**Exercise prompt**
Each line that holds the word "Copy" counts once; report the total and nothing else.

**Data extract**
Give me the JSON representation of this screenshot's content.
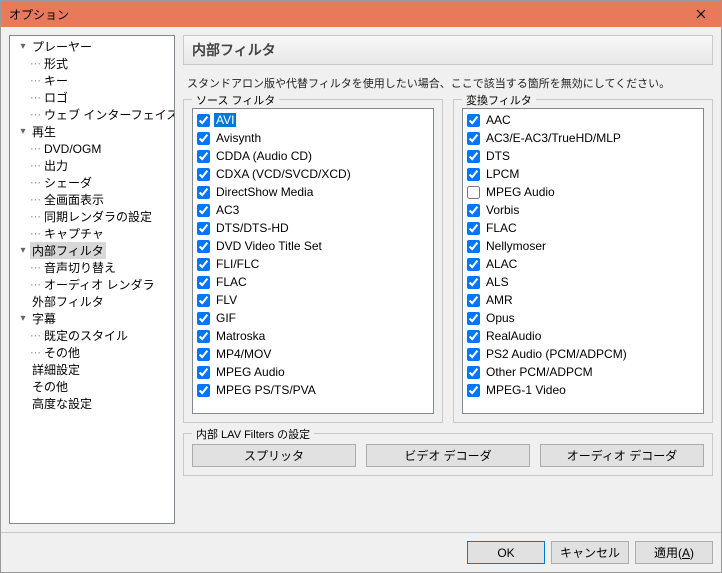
{
  "window": {
    "title": "オプション"
  },
  "tree": [
    {
      "depth": 1,
      "exp": "open",
      "label": "プレーヤー"
    },
    {
      "depth": 2,
      "label": "形式"
    },
    {
      "depth": 2,
      "label": "キー"
    },
    {
      "depth": 2,
      "label": "ロゴ"
    },
    {
      "depth": 2,
      "label": "ウェブ インターフェイス"
    },
    {
      "depth": 1,
      "exp": "open",
      "label": "再生"
    },
    {
      "depth": 2,
      "label": "DVD/OGM"
    },
    {
      "depth": 2,
      "label": "出力"
    },
    {
      "depth": 2,
      "label": "シェーダ"
    },
    {
      "depth": 2,
      "label": "全画面表示"
    },
    {
      "depth": 2,
      "label": "同期レンダラの設定"
    },
    {
      "depth": 2,
      "label": "キャプチャ"
    },
    {
      "depth": 1,
      "exp": "open",
      "label": "内部フィルタ",
      "selected": true
    },
    {
      "depth": 2,
      "label": "音声切り替え"
    },
    {
      "depth": 2,
      "label": "オーディオ レンダラ"
    },
    {
      "depth": 1,
      "label": "外部フィルタ"
    },
    {
      "depth": 1,
      "exp": "open",
      "label": "字幕"
    },
    {
      "depth": 2,
      "label": "既定のスタイル"
    },
    {
      "depth": 2,
      "label": "その他"
    },
    {
      "depth": 1,
      "label": "詳細設定"
    },
    {
      "depth": 1,
      "label": "その他"
    },
    {
      "depth": 1,
      "label": "高度な設定"
    }
  ],
  "page": {
    "title": "内部フィルタ",
    "desc": "スタンドアロン版や代替フィルタを使用したい場合、ここで該当する箇所を無効にしてください。",
    "source_legend": "ソース フィルタ",
    "transform_legend": "変換フィルタ",
    "lav_legend": "内部 LAV Filters の設定",
    "lav_buttons": {
      "splitter": "スプリッタ",
      "video": "ビデオ デコーダ",
      "audio": "オーディオ デコーダ"
    }
  },
  "source_filters": [
    {
      "label": "AVI",
      "checked": true,
      "selected": true
    },
    {
      "label": "Avisynth",
      "checked": true
    },
    {
      "label": "CDDA (Audio CD)",
      "checked": true
    },
    {
      "label": "CDXA (VCD/SVCD/XCD)",
      "checked": true
    },
    {
      "label": "DirectShow Media",
      "checked": true
    },
    {
      "label": "AC3",
      "checked": true
    },
    {
      "label": "DTS/DTS-HD",
      "checked": true
    },
    {
      "label": "DVD Video Title Set",
      "checked": true
    },
    {
      "label": "FLI/FLC",
      "checked": true
    },
    {
      "label": "FLAC",
      "checked": true
    },
    {
      "label": "FLV",
      "checked": true
    },
    {
      "label": "GIF",
      "checked": true
    },
    {
      "label": "Matroska",
      "checked": true
    },
    {
      "label": "MP4/MOV",
      "checked": true
    },
    {
      "label": "MPEG Audio",
      "checked": true
    },
    {
      "label": "MPEG PS/TS/PVA",
      "checked": true
    }
  ],
  "transform_filters": [
    {
      "label": "AAC",
      "checked": true
    },
    {
      "label": "AC3/E-AC3/TrueHD/MLP",
      "checked": true
    },
    {
      "label": "DTS",
      "checked": true
    },
    {
      "label": "LPCM",
      "checked": true
    },
    {
      "label": "MPEG Audio",
      "checked": false
    },
    {
      "label": "Vorbis",
      "checked": true
    },
    {
      "label": "FLAC",
      "checked": true
    },
    {
      "label": "Nellymoser",
      "checked": true
    },
    {
      "label": "ALAC",
      "checked": true
    },
    {
      "label": "ALS",
      "checked": true
    },
    {
      "label": "AMR",
      "checked": true
    },
    {
      "label": "Opus",
      "checked": true
    },
    {
      "label": "RealAudio",
      "checked": true
    },
    {
      "label": "PS2 Audio (PCM/ADPCM)",
      "checked": true
    },
    {
      "label": "Other PCM/ADPCM",
      "checked": true
    },
    {
      "label": "MPEG-1 Video",
      "checked": true
    }
  ],
  "footer": {
    "ok": "OK",
    "cancel": "キャンセル",
    "apply": "適用(A)"
  }
}
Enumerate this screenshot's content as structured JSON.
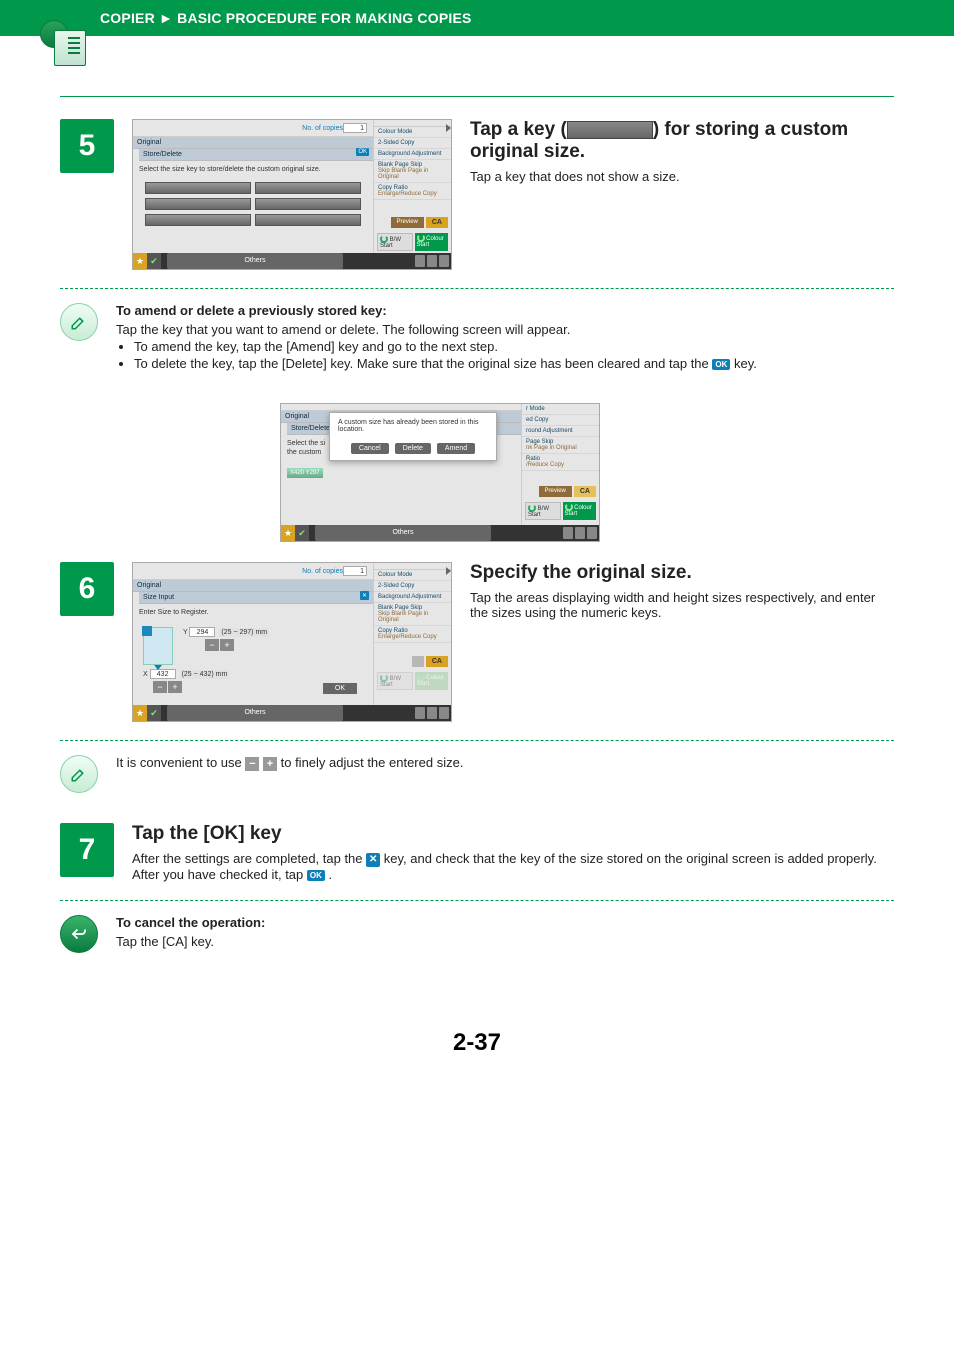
{
  "breadcrumb_left": "COPIER",
  "breadcrumb_sep": "►",
  "breadcrumb_right": "BASIC PROCEDURE FOR MAKING COPIES",
  "common_mock": {
    "no_of_copies_label": "No. of copies",
    "no_of_copies_value": "1",
    "right_panel": {
      "colour_mode": "Colour Mode",
      "two_sided": "2-Sided Copy",
      "bg_adj": "Background Adjustment",
      "blank_skip": "Blank Page Skip",
      "blank_skip_sub": "Skip Blank Page in Original",
      "copy_ratio": "Copy Ratio",
      "copy_ratio_sub": "Enlarge/Reduce Copy",
      "preview": "Preview",
      "ca": "CA",
      "bw_start": "B/W\nStart",
      "colour_start": "Colour\nStart"
    },
    "footer_others": "Others",
    "ok_chip": "OK"
  },
  "step5": {
    "number": "5",
    "title_pre": "Tap a key (",
    "title_post": ") for storing a custom original size.",
    "desc": "Tap a key that does not show a size.",
    "mock_breadcrumb1": "Original",
    "mock_breadcrumb2": "Store/Delete",
    "mock_instruction": "Select the size key to store/delete the custom original size."
  },
  "hint_amend": {
    "title": "To amend or delete a previously stored key:",
    "line1": "Tap the key that you want to amend or delete. The following screen will appear.",
    "bullet1": "To amend the key, tap the [Amend] key and go to the next step.",
    "bullet2_pre": "To delete the key, tap the [Delete] key. Make sure that the original size has been cleared and tap the ",
    "bullet2_post": " key.",
    "mock": {
      "msg": "A custom size has already been stored in this location.",
      "stored": "X420 Y297",
      "cancel": "Cancel",
      "delete": "Delete",
      "amend": "Amend",
      "r1": "r Mode",
      "r2": "ed Copy",
      "r3": "round Adjustment",
      "r4": "Page Skip",
      "r4s": "nk Page in Original",
      "r5": "Ratio",
      "r5s": "/Reduce Copy"
    }
  },
  "step6": {
    "number": "6",
    "title": "Specify the original size.",
    "desc": "Tap the areas displaying width and height sizes respectively, and enter the sizes using the numeric keys.",
    "mock_breadcrumb1": "Original",
    "mock_breadcrumb2": "Size Input",
    "mock_instruction": "Enter Size to Register.",
    "y_label": "Y",
    "y_value": "294",
    "y_range": "(25 ~ 297) mm",
    "x_label": "X",
    "x_value": "432",
    "x_range": "(25 ~ 432) mm",
    "ok": "OK"
  },
  "hint_pm": {
    "pre": "It is convenient to use ",
    "post": " to finely adjust the entered size.",
    "minus": "−",
    "plus": "+"
  },
  "step7": {
    "number": "7",
    "title": "Tap the [OK] key",
    "line_pre": "After the settings are completed, tap the ",
    "line_mid": " key, and check that the key of the size stored on the original screen is added properly. After you have checked it, tap ",
    "line_post": " ."
  },
  "hint_cancel": {
    "title": "To cancel the operation:",
    "line": "Tap the [CA] key."
  },
  "page_number": "2-37"
}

**Answer to the exercise**
5